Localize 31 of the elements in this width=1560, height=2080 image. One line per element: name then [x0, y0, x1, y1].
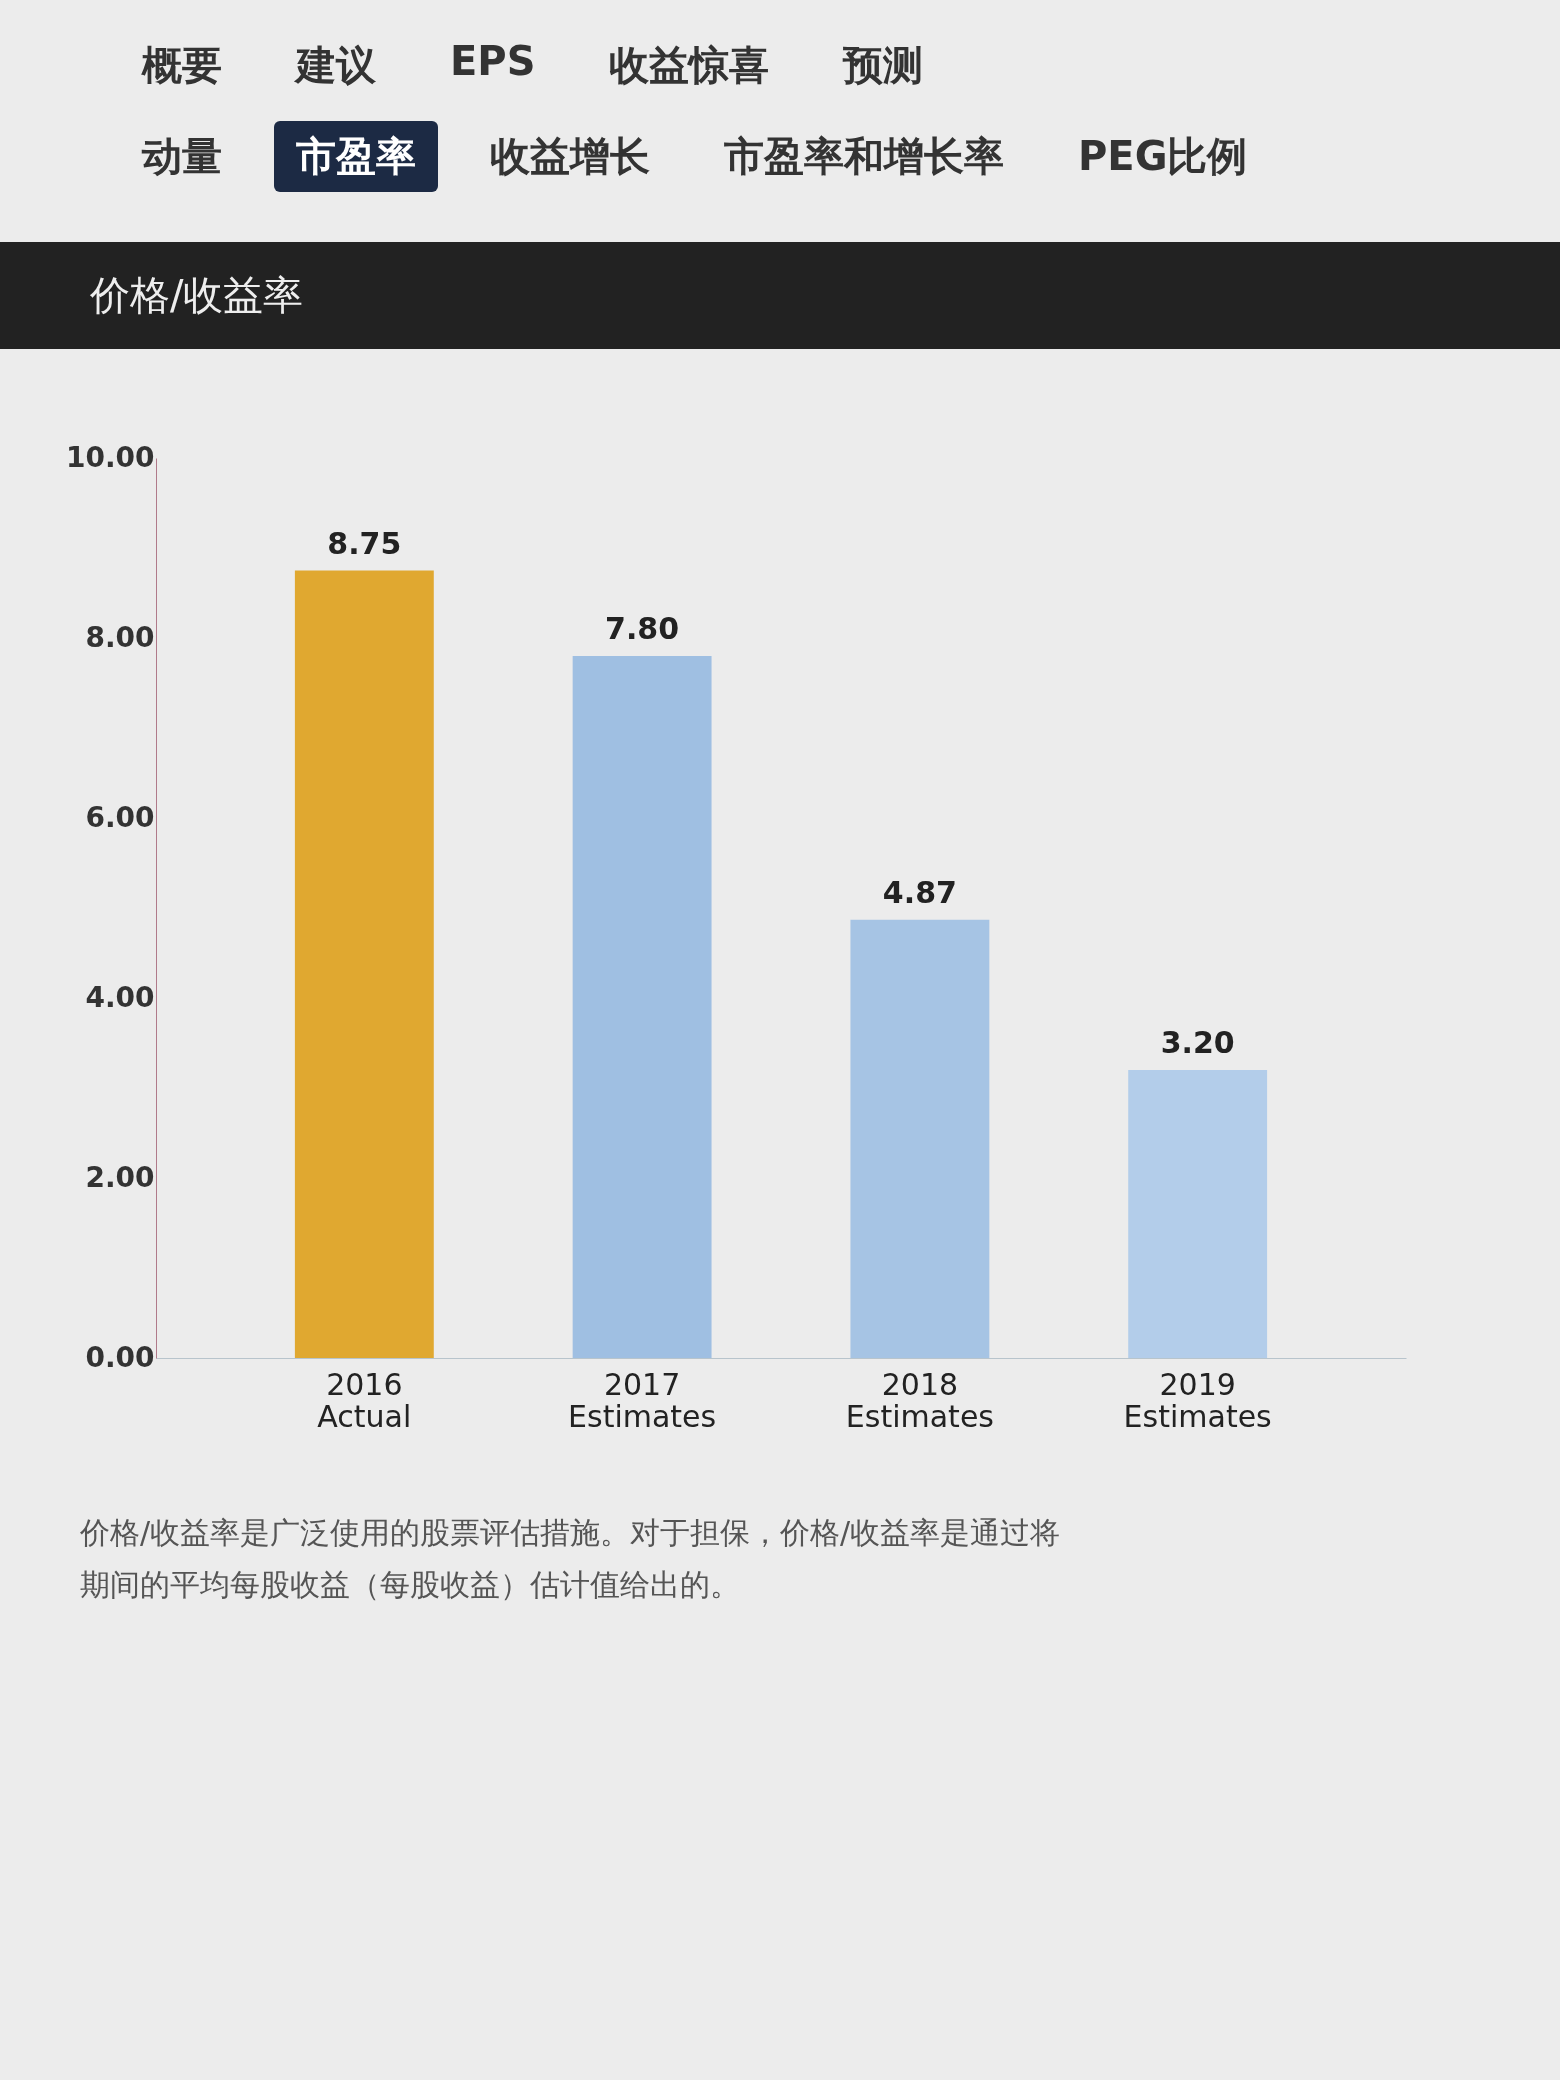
text: 价格/收益率是广泛使用的股票评估措施。对于担保，价格/收益率是通过将	[80, 1514, 1062, 1552]
text: EPS	[449, 37, 537, 86]
data-label: 8.75	[327, 525, 402, 561]
data-label: 4.87	[882, 874, 957, 910]
x-tick-label: 2017 Estimates	[568, 1366, 717, 1434]
text: 建议	[293, 41, 377, 90]
text: 期间的平均每股收益（每股收益）估计值给出的。	[80, 1566, 741, 1604]
bar	[850, 919, 990, 1358]
bar	[294, 570, 434, 1358]
text: 市盈率	[274, 121, 438, 192]
text: 概要	[140, 41, 223, 90]
text: 动量	[140, 132, 223, 181]
text: 收益增长	[489, 132, 651, 181]
x-tick-label: 2016 Actual	[317, 1366, 412, 1434]
y-tick-label: 6.00	[85, 800, 155, 834]
y-tick-label: 10.00	[65, 440, 155, 474]
y-tick-label: 0.00	[85, 1340, 155, 1374]
data-label: 7.80	[605, 611, 680, 646]
y-tick-label: 2.00	[85, 1160, 155, 1194]
x-tick-label: 2018 Estimates	[845, 1366, 994, 1434]
bar	[1128, 1070, 1268, 1358]
text: 预测	[841, 41, 925, 90]
y-tick-label: 8.00	[85, 620, 155, 654]
y-tick-label: 4.00	[85, 980, 155, 1014]
text: PEG比例	[1077, 132, 1249, 181]
chart-title: 价格/收益率	[0, 242, 1560, 349]
text: 收益惊喜	[608, 41, 771, 90]
bar	[572, 656, 712, 1358]
x-tick-label: 2019 Estimates	[1123, 1366, 1272, 1434]
data-label: 3.20	[1160, 1025, 1235, 1060]
text: 市盈率和增长率	[723, 132, 1005, 181]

------------------------------------

▸ TASK INSTRUCTIONS
Extract every line of the data above word for word, leaving out the picture.

▸ ANSWER FOR THIS EXERCISE
Localize 31 of the elements in this width=1560, height=2080 image. One line per element: name then [x0, y0, x1, y1].
text: 价格/收益率是广泛使用的股票评估措施。对于担保，价格/收益率是通过将	[80, 1514, 1062, 1552]
text: EPS	[449, 37, 537, 86]
data-label: 8.75	[327, 525, 402, 561]
data-label: 4.87	[882, 874, 957, 910]
x-tick-label: 2017 Estimates	[568, 1366, 717, 1434]
text: 建议	[293, 41, 377, 90]
text: 期间的平均每股收益（每股收益）估计值给出的。	[80, 1566, 741, 1604]
bar	[850, 919, 990, 1358]
bar	[294, 570, 434, 1358]
text: 市盈率	[274, 121, 438, 192]
text: 概要	[140, 41, 223, 90]
text: 动量	[140, 132, 223, 181]
text: 收益增长	[489, 132, 651, 181]
x-tick-label: 2016 Actual	[317, 1366, 412, 1434]
y-tick-label: 6.00	[85, 800, 155, 834]
y-tick-label: 10.00	[65, 440, 155, 474]
y-tick-label: 0.00	[85, 1340, 155, 1374]
data-label: 7.80	[605, 611, 680, 646]
y-tick-label: 2.00	[85, 1160, 155, 1194]
x-tick-label: 2018 Estimates	[845, 1366, 994, 1434]
bar	[1128, 1070, 1268, 1358]
text: 预测	[841, 41, 925, 90]
y-tick-label: 8.00	[85, 620, 155, 654]
y-tick-label: 4.00	[85, 980, 155, 1014]
text: PEG比例	[1077, 132, 1249, 181]
chart-title: 价格/收益率	[0, 242, 1560, 349]
text: 收益惊喜	[608, 41, 771, 90]
bar	[572, 656, 712, 1358]
x-tick-label: 2019 Estimates	[1123, 1366, 1272, 1434]
data-label: 3.20	[1160, 1025, 1235, 1060]
text: 市盈率和增长率	[723, 132, 1005, 181]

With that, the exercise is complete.